Repeat all of the data precisely.

* * * * * * * * *

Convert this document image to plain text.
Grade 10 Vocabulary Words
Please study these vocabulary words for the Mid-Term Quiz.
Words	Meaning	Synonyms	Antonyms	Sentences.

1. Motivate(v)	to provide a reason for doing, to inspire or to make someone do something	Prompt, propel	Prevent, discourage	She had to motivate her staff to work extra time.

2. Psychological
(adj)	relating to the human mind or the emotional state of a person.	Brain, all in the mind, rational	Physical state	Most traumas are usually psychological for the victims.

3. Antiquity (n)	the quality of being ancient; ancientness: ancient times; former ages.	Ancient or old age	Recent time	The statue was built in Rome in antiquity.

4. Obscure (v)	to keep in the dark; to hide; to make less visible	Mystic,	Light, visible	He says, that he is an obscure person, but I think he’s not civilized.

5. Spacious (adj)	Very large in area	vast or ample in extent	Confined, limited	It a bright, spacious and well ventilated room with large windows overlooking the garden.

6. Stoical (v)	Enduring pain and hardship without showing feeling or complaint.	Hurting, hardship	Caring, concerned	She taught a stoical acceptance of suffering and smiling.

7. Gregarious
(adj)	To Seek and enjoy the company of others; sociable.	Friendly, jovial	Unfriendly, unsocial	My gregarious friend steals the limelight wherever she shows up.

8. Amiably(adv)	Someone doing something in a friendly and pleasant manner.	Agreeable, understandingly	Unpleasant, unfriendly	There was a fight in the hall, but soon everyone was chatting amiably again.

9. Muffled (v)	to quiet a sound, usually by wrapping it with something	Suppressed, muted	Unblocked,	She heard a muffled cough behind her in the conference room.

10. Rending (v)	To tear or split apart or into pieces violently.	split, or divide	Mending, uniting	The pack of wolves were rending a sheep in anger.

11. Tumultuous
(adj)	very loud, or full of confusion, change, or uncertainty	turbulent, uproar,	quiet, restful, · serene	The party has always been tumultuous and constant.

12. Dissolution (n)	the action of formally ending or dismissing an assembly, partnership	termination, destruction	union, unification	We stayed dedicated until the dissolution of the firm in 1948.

* * * * * * * * *

### RESULT OF THE TASK
Convert this document image to plain text.
Grade 10 Vocabulary Words
Please study these vocabulary words for the Mid-Term Quiz.
Words	Meaning	Synonyms	Antonyms	Sentences.

1. Motivate(v)	to provide a reason for doing, to inspire or to make someone do something	Prompt, propel	Prevent, discourage	She had to motivate her staff to work extra time.

2. Psychological
(adj)	relating to the human mind or the emotional state of a person.	Brain, all in the mind, rational	Physical state	Most traumas are usually psychological for the victims.

3. Antiquity (n)	the quality of being ancient; ancientness: ancient times; former ages.	Ancient or old age	Recent time	The statue was built in Rome in antiquity.

4. Obscure (v)	to keep in the dark; to hide; to make less visible	Mystic,	Light, visible	He says, that he is an obscure person, but I think he’s not civilized.

5. Spacious (adj)	Very large in area	vast or ample in extent	Confined, limited	It a bright, spacious and well ventilated room with large windows overlooking the garden.

6. Stoical (v)	Enduring pain and hardship without showing feeling or complaint.	Hurting, hardship	Caring, concerned	She taught a stoical acceptance of suffering and smiling.

7. Gregarious
(adj)	To Seek and enjoy the company of others; sociable.	Friendly, jovial	Unfriendly, unsocial	My gregarious friend steals the limelight wherever she shows up.

8. Amiably(adv)	Someone doing something in a friendly and pleasant manner.	Agreeable, understandingly	Unpleasant, unfriendly	There was a fight in the hall, but soon everyone was chatting amiably again.

9. Muffled (v)	to quiet a sound, usually by wrapping it with something	Suppressed, muted	Unblocked,	She heard a muffled cough behind her in the conference room.

10. Rending (v)	To tear or split apart or into pieces violently.	split, or divide	Mending, uniting	The pack of wolves were rending a sheep in anger.

11. Tumultuous
(adj)	very loud, or full of confusion, change, or uncertainty	turbulent, uproar,	quiet, restful, · serene	The party has always been tumultuous and constant.

12. Dissolution (n)	the action of formally ending or dismissing an assembly, partnership	termination, destruction	union, unification	We stayed dedicated until the dissolution of the firm in 1948.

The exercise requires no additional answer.